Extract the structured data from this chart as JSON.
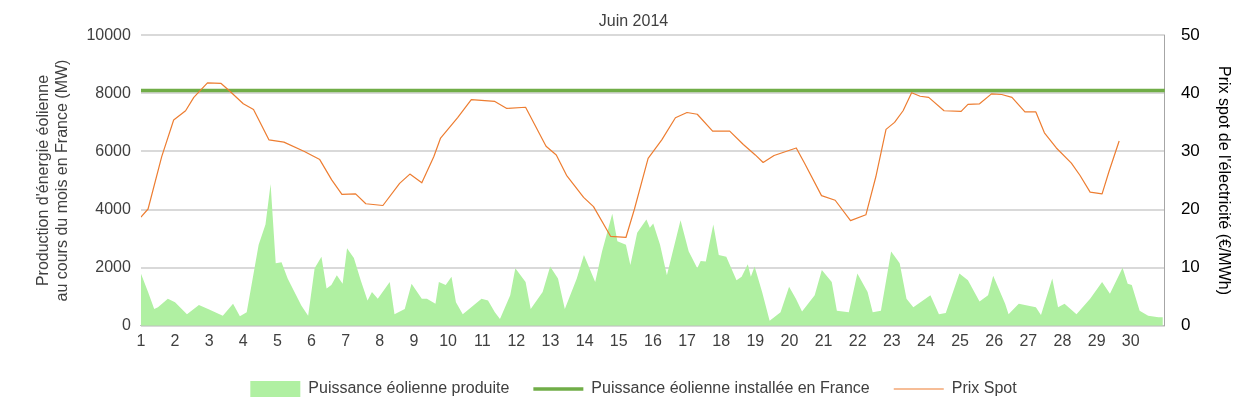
{
  "chart_data": {
    "type": "line",
    "title": "Juin 2014",
    "ylabel": "Production d'énergie éolienne au cours du mois en France (MW)",
    "y2label": "Prix spot de l'électricité (€/MWh)",
    "xlim": [
      1,
      31
    ],
    "xticks": [
      1,
      2,
      3,
      4,
      5,
      6,
      7,
      8,
      9,
      10,
      11,
      12,
      13,
      14,
      15,
      16,
      17,
      18,
      19,
      20,
      21,
      22,
      23,
      24,
      25,
      26,
      27,
      28,
      29,
      30
    ],
    "ylim": [
      0,
      10000
    ],
    "yticks": [
      0,
      2000,
      4000,
      6000,
      8000,
      10000
    ],
    "y2lim": [
      0,
      50
    ],
    "y2ticks": [
      0,
      10,
      20,
      30,
      40,
      50
    ],
    "grid": "y",
    "legend": "bottom",
    "marker": "none",
    "line_style": "solid",
    "series": [
      {
        "name": "Puissance éolienne produite",
        "type": "area",
        "color": "#b0f0a2",
        "x": [
          1.0,
          1.21,
          1.39,
          1.5,
          1.79,
          2.0,
          2.35,
          2.7,
          3.0,
          3.4,
          3.7,
          3.9,
          4.1,
          4.45,
          4.65,
          4.8,
          4.95,
          5.12,
          5.3,
          5.5,
          5.7,
          5.9,
          6.09,
          6.29,
          6.44,
          6.58,
          6.74,
          6.91,
          7.04,
          7.24,
          7.44,
          7.64,
          7.77,
          7.94,
          8.29,
          8.43,
          8.73,
          8.93,
          9.23,
          9.38,
          9.63,
          9.73,
          9.93,
          10.1,
          10.23,
          10.43,
          10.98,
          11.17,
          11.37,
          11.52,
          11.82,
          11.97,
          12.27,
          12.42,
          12.77,
          12.99,
          13.22,
          13.42,
          13.77,
          13.98,
          14.31,
          14.51,
          14.81,
          14.96,
          15.21,
          15.34,
          15.54,
          15.81,
          15.91,
          16.01,
          16.21,
          16.41,
          16.81,
          17.05,
          17.3,
          17.4,
          17.55,
          17.77,
          17.93,
          18.15,
          18.45,
          18.6,
          18.78,
          18.87,
          18.98,
          19.2,
          19.42,
          19.74,
          19.99,
          20.19,
          20.37,
          20.74,
          20.95,
          21.24,
          21.39,
          21.74,
          21.99,
          22.29,
          22.44,
          22.68,
          22.98,
          23.23,
          23.43,
          23.63,
          24.13,
          24.38,
          24.58,
          24.98,
          25.23,
          25.57,
          25.82,
          25.97,
          26.32,
          26.42,
          26.72,
          27.22,
          27.37,
          27.7,
          27.87,
          28.06,
          28.41,
          28.81,
          29.16,
          29.39,
          29.76,
          29.91,
          30.03,
          30.26,
          30.51,
          30.81,
          30.94
        ],
        "values": [
          1800,
          1160,
          580,
          640,
          930,
          810,
          400,
          720,
          560,
          350,
          760,
          330,
          470,
          2790,
          3490,
          4880,
          2150,
          2190,
          1630,
          1160,
          700,
          350,
          1980,
          2380,
          1280,
          1400,
          1740,
          1450,
          2670,
          2330,
          1570,
          870,
          1160,
          930,
          1510,
          400,
          580,
          1450,
          930,
          930,
          760,
          1510,
          1400,
          1690,
          810,
          400,
          930,
          870,
          470,
          230,
          1050,
          1980,
          1510,
          580,
          1160,
          2040,
          1630,
          580,
          1630,
          2440,
          1510,
          2560,
          3860,
          2910,
          2790,
          2090,
          3200,
          3660,
          3370,
          3520,
          2790,
          1740,
          3630,
          2560,
          1980,
          2230,
          2210,
          3490,
          2440,
          2380,
          1570,
          1690,
          2120,
          1690,
          2040,
          1160,
          170,
          470,
          1340,
          930,
          490,
          1050,
          1920,
          1510,
          520,
          470,
          1800,
          1160,
          470,
          520,
          2560,
          2150,
          930,
          640,
          1050,
          400,
          440,
          1800,
          1570,
          840,
          1050,
          1720,
          760,
          400,
          760,
          640,
          370,
          1630,
          640,
          760,
          400,
          930,
          1510,
          1100,
          2000,
          1450,
          1400,
          520,
          350,
          290,
          290
        ]
      },
      {
        "name": "Puissance éolienne installée en France",
        "type": "line",
        "color": "#70ad47",
        "x": [
          1,
          31
        ],
        "values": [
          8100,
          8100
        ]
      },
      {
        "name": "Prix Spot",
        "type": "line",
        "axis": "y2",
        "color": "#ed7d31",
        "x": [
          1.0,
          1.21,
          1.61,
          1.96,
          2.31,
          2.55,
          2.95,
          3.35,
          3.6,
          4.0,
          4.3,
          4.75,
          5.19,
          5.79,
          6.24,
          6.59,
          6.89,
          7.29,
          7.59,
          8.09,
          8.58,
          8.88,
          9.23,
          9.58,
          9.78,
          10.28,
          10.68,
          11.37,
          11.72,
          12.27,
          12.87,
          13.17,
          13.47,
          13.97,
          14.26,
          14.76,
          15.21,
          15.46,
          15.86,
          16.26,
          16.66,
          17.0,
          17.3,
          17.75,
          18.25,
          18.65,
          19.0,
          19.23,
          19.55,
          20.2,
          20.44,
          20.94,
          21.34,
          21.79,
          22.24,
          22.53,
          22.83,
          23.08,
          23.33,
          23.58,
          23.83,
          24.08,
          24.53,
          25.03,
          25.23,
          25.57,
          25.92,
          26.22,
          26.52,
          26.9,
          27.22,
          27.47,
          27.82,
          28.26,
          28.51,
          28.81,
          29.16,
          29.36,
          29.66
        ],
        "values": [
          18.7,
          20.1,
          29.1,
          35.4,
          37.0,
          39.3,
          41.8,
          41.7,
          40.4,
          38.2,
          37.2,
          32.0,
          31.6,
          30.0,
          28.6,
          25.1,
          22.6,
          22.7,
          21.0,
          20.7,
          24.5,
          26.1,
          24.6,
          29.1,
          32.3,
          35.8,
          38.9,
          38.6,
          37.4,
          37.6,
          30.9,
          29.4,
          25.9,
          22.1,
          20.5,
          15.4,
          15.2,
          20.1,
          28.8,
          32.0,
          35.8,
          36.7,
          36.4,
          33.5,
          33.5,
          31.2,
          29.4,
          28.1,
          29.3,
          30.6,
          28.0,
          22.4,
          21.6,
          18.1,
          19.1,
          25.6,
          33.8,
          35.0,
          37.0,
          40.1,
          39.5,
          39.3,
          37.0,
          36.9,
          38.1,
          38.2,
          39.9,
          39.8,
          39.3,
          36.8,
          36.8,
          33.2,
          30.6,
          28.0,
          25.9,
          23.0,
          22.7,
          26.5,
          31.8
        ]
      }
    ]
  }
}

+ + + + + + +

EXERCISE BRIEF
Tally the lines containing "name". Provide the number without any other words.

SOLUTION
3